» **Data provided**

-- START --

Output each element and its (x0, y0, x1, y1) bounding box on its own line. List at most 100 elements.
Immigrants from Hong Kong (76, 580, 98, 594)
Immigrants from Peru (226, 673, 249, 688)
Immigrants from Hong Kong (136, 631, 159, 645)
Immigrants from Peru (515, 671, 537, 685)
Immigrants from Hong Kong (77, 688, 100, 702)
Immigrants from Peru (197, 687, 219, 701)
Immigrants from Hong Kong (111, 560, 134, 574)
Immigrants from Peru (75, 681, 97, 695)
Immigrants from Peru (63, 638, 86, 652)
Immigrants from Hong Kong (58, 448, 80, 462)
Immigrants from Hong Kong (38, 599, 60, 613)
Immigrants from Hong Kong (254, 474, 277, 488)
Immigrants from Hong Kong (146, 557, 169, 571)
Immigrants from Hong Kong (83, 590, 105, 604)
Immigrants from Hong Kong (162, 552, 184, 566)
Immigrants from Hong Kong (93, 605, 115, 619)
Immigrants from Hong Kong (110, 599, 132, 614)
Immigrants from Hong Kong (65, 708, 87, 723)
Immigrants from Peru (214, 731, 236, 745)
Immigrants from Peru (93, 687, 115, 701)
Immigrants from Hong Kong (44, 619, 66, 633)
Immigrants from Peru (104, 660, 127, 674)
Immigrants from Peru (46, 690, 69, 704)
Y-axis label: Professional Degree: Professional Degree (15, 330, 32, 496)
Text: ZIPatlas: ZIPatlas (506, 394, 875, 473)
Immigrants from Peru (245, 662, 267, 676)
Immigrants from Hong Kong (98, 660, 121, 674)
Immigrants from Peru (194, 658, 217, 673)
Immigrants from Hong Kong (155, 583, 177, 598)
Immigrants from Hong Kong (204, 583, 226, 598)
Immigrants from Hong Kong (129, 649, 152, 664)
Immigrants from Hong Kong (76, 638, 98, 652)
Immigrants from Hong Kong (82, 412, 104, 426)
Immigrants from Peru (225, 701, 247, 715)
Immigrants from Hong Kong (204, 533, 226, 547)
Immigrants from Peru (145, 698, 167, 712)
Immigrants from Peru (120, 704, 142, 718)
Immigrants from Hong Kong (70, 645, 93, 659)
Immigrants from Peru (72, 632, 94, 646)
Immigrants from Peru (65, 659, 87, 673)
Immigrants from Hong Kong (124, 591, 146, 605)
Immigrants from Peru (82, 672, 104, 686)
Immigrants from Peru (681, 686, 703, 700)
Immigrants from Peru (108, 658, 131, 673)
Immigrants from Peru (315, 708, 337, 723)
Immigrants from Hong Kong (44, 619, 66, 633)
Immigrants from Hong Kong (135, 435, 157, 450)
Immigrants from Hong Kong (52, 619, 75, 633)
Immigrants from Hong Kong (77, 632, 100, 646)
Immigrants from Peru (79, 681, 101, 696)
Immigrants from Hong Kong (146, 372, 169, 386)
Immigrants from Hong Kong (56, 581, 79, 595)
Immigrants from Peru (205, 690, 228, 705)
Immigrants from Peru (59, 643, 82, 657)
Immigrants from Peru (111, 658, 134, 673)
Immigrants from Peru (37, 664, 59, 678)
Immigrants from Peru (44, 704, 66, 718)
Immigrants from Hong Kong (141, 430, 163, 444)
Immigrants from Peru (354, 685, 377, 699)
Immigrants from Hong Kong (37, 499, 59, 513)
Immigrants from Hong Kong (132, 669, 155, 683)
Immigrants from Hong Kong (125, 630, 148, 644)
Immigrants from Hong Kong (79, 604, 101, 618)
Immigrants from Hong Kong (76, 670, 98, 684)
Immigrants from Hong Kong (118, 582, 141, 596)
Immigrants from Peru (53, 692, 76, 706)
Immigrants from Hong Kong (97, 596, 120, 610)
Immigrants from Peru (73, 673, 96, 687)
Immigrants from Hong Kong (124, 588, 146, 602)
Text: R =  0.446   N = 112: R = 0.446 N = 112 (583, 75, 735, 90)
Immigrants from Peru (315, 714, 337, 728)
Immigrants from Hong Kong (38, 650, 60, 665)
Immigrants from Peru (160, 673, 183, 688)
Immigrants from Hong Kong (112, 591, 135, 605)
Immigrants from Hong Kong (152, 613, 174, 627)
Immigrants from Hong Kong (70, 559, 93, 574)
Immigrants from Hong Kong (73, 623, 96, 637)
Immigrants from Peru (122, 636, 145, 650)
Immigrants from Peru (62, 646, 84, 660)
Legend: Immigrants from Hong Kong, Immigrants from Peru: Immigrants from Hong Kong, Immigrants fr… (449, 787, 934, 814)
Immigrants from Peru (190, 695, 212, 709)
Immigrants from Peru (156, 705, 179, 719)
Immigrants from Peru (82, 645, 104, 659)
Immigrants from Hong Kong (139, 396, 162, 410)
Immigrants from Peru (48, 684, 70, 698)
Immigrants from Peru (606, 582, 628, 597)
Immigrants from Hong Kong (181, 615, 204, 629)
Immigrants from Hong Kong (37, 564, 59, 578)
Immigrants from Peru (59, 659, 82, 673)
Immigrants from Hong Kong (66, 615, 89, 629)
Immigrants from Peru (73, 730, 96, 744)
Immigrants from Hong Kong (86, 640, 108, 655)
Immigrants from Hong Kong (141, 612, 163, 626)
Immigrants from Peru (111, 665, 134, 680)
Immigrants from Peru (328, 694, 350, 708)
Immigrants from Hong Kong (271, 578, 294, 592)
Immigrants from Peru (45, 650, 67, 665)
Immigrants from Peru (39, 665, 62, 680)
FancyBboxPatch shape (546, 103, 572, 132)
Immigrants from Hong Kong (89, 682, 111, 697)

-- END --

Could you copy out the material word for word, from its first line through the line containing "Immigrants from Hong Kong (111, 560, 134, 574)", including both of those lines?

» **Final answer**
Output each element and its (x0, y0, x1, y1) bounding box on its own line. List at most 100 elements.
Immigrants from Hong Kong (76, 580, 98, 594)
Immigrants from Peru (226, 673, 249, 688)
Immigrants from Hong Kong (136, 631, 159, 645)
Immigrants from Peru (515, 671, 537, 685)
Immigrants from Hong Kong (77, 688, 100, 702)
Immigrants from Peru (197, 687, 219, 701)
Immigrants from Hong Kong (111, 560, 134, 574)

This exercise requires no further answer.